%%

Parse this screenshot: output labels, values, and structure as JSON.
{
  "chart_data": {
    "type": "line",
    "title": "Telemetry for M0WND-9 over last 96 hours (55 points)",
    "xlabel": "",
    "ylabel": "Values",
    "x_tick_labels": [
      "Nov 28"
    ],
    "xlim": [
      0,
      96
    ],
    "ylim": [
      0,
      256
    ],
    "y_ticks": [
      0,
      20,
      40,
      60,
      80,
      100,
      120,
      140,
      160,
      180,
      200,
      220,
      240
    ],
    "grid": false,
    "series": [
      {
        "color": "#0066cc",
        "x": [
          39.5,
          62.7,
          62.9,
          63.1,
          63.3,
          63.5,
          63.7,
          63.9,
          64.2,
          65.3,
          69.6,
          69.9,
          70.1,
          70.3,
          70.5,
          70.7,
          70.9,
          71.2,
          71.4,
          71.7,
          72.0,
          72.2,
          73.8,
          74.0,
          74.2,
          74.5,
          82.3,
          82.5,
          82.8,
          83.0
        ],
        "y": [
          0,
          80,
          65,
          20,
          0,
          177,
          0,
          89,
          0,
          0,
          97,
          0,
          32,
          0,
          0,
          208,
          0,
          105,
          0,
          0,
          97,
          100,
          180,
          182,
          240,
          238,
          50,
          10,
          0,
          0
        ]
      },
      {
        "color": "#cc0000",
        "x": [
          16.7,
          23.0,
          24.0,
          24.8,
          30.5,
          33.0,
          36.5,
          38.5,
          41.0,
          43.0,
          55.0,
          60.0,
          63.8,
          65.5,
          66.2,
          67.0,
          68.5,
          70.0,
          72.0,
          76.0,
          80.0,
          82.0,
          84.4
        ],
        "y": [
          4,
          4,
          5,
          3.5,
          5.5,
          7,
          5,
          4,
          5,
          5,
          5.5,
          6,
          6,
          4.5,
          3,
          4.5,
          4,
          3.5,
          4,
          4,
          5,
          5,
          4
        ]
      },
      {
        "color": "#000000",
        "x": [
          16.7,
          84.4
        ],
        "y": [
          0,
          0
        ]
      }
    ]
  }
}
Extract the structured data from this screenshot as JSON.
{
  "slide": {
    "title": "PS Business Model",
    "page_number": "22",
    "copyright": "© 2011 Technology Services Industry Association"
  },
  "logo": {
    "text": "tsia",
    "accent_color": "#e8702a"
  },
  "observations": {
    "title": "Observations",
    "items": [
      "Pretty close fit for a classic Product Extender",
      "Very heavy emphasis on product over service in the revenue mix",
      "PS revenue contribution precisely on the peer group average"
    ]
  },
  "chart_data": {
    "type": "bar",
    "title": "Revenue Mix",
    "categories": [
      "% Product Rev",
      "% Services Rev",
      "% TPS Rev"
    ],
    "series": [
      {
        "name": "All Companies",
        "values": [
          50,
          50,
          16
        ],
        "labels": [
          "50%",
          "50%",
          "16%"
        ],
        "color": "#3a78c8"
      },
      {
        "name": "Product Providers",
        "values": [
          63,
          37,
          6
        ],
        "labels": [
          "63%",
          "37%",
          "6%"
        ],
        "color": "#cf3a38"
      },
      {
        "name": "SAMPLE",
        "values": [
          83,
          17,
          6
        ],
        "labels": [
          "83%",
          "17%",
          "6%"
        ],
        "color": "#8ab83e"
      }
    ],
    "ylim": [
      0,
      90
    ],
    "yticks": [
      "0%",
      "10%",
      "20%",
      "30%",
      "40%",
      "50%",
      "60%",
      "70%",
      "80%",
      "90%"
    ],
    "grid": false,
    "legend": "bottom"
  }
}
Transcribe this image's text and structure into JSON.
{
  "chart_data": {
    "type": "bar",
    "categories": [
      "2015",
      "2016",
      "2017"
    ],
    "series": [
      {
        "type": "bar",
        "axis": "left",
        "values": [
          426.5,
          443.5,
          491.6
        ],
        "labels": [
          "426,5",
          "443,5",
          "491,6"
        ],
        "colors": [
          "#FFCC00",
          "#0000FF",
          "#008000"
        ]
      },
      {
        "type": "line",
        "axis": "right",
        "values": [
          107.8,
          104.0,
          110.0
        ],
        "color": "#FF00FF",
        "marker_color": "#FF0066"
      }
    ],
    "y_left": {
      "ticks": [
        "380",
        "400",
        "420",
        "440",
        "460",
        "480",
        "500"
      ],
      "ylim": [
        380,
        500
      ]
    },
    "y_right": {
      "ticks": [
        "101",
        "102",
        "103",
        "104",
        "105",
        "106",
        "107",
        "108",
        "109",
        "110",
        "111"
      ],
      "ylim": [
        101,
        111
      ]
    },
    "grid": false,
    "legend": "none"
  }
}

%%

### Written request
Reproduce every line of the data verbatim.

### Problem solution
Parse this screenshot: output labels, values, and structure as JSON.
{
  "chart_data": {
    "type": "line",
    "title": "Telemetry for M0WND-9 over last 96 hours (55 points)",
    "xlabel": "",
    "ylabel": "Values",
    "x_tick_labels": [
      "Nov 28"
    ],
    "xlim": [
      0,
      96
    ],
    "ylim": [
      0,
      256
    ],
    "y_ticks": [
      0,
      20,
      40,
      60,
      80,
      100,
      120,
      140,
      160,
      180,
      200,
      220,
      240
    ],
    "grid": false,
    "series": [
      {
        "color": "#0066cc",
        "x": [
          39.5,
          62.7,
          62.9,
          63.1,
          63.3,
          63.5,
          63.7,
          63.9,
          64.2,
          65.3,
          69.6,
          69.9,
          70.1,
          70.3,
          70.5,
          70.7,
          70.9,
          71.2,
          71.4,
          71.7,
          72.0,
          72.2,
          73.8,
          74.0,
          74.2,
          74.5,
          82.3,
          82.5,
          82.8,
          83.0
        ],
        "y": [
          0,
          80,
          65,
          20,
          0,
          177,
          0,
          89,
          0,
          0,
          97,
          0,
          32,
          0,
          0,
          208,
          0,
          105,
          0,
          0,
          97,
          100,
          180,
          182,
          240,
          238,
          50,
          10,
          0,
          0
        ]
      },
      {
        "color": "#cc0000",
        "x": [
          16.7,
          23.0,
          24.0,
          24.8,
          30.5,
          33.0,
          36.5,
          38.5,
          41.0,
          43.0,
          55.0,
          60.0,
          63.8,
          65.5,
          66.2,
          67.0,
          68.5,
          70.0,
          72.0,
          76.0,
          80.0,
          82.0,
          84.4
        ],
        "y": [
          4,
          4,
          5,
          3.5,
          5.5,
          7,
          5,
          4,
          5,
          5,
          5.5,
          6,
          6,
          4.5,
          3,
          4.5,
          4,
          3.5,
          4,
          4,
          5,
          5,
          4
        ]
      },
      {
        "color": "#000000",
        "x": [
          16.7,
          84.4
        ],
        "y": [
          0,
          0
        ]
      }
    ]
  }
}
Extract the structured data from this screenshot as JSON.
{
  "slide": {
    "title": "PS Business Model",
    "page_number": "22",
    "copyright": "© 2011 Technology Services Industry Association"
  },
  "logo": {
    "text": "tsia",
    "accent_color": "#e8702a"
  },
  "observations": {
    "title": "Observations",
    "items": [
      "Pretty close fit for a classic Product Extender",
      "Very heavy emphasis on product over service in the revenue mix",
      "PS revenue contribution precisely on the peer group average"
    ]
  },
  "chart_data": {
    "type": "bar",
    "title": "Revenue Mix",
    "categories": [
      "% Product Rev",
      "% Services Rev",
      "% TPS Rev"
    ],
    "series": [
      {
        "name": "All Companies",
        "values": [
          50,
          50,
          16
        ],
        "labels": [
          "50%",
          "50%",
          "16%"
        ],
        "color": "#3a78c8"
      },
      {
        "name": "Product Providers",
        "values": [
          63,
          37,
          6
        ],
        "labels": [
          "63%",
          "37%",
          "6%"
        ],
        "color": "#cf3a38"
      },
      {
        "name": "SAMPLE",
        "values": [
          83,
          17,
          6
        ],
        "labels": [
          "83%",
          "17%",
          "6%"
        ],
        "color": "#8ab83e"
      }
    ],
    "ylim": [
      0,
      90
    ],
    "yticks": [
      "0%",
      "10%",
      "20%",
      "30%",
      "40%",
      "50%",
      "60%",
      "70%",
      "80%",
      "90%"
    ],
    "grid": false,
    "legend": "bottom"
  }
}
Transcribe this image's text and structure into JSON.
{
  "chart_data": {
    "type": "bar",
    "categories": [
      "2015",
      "2016",
      "2017"
    ],
    "series": [
      {
        "type": "bar",
        "axis": "left",
        "values": [
          426.5,
          443.5,
          491.6
        ],
        "labels": [
          "426,5",
          "443,5",
          "491,6"
        ],
        "colors": [
          "#FFCC00",
          "#0000FF",
          "#008000"
        ]
      },
      {
        "type": "line",
        "axis": "right",
        "values": [
          107.8,
          104.0,
          110.0
        ],
        "color": "#FF00FF",
        "marker_color": "#FF0066"
      }
    ],
    "y_left": {
      "ticks": [
        "380",
        "400",
        "420",
        "440",
        "460",
        "480",
        "500"
      ],
      "ylim": [
        380,
        500
      ]
    },
    "y_right": {
      "ticks": [
        "101",
        "102",
        "103",
        "104",
        "105",
        "106",
        "107",
        "108",
        "109",
        "110",
        "111"
      ],
      "ylim": [
        101,
        111
      ]
    },
    "grid": false,
    "legend": "none"
  }
}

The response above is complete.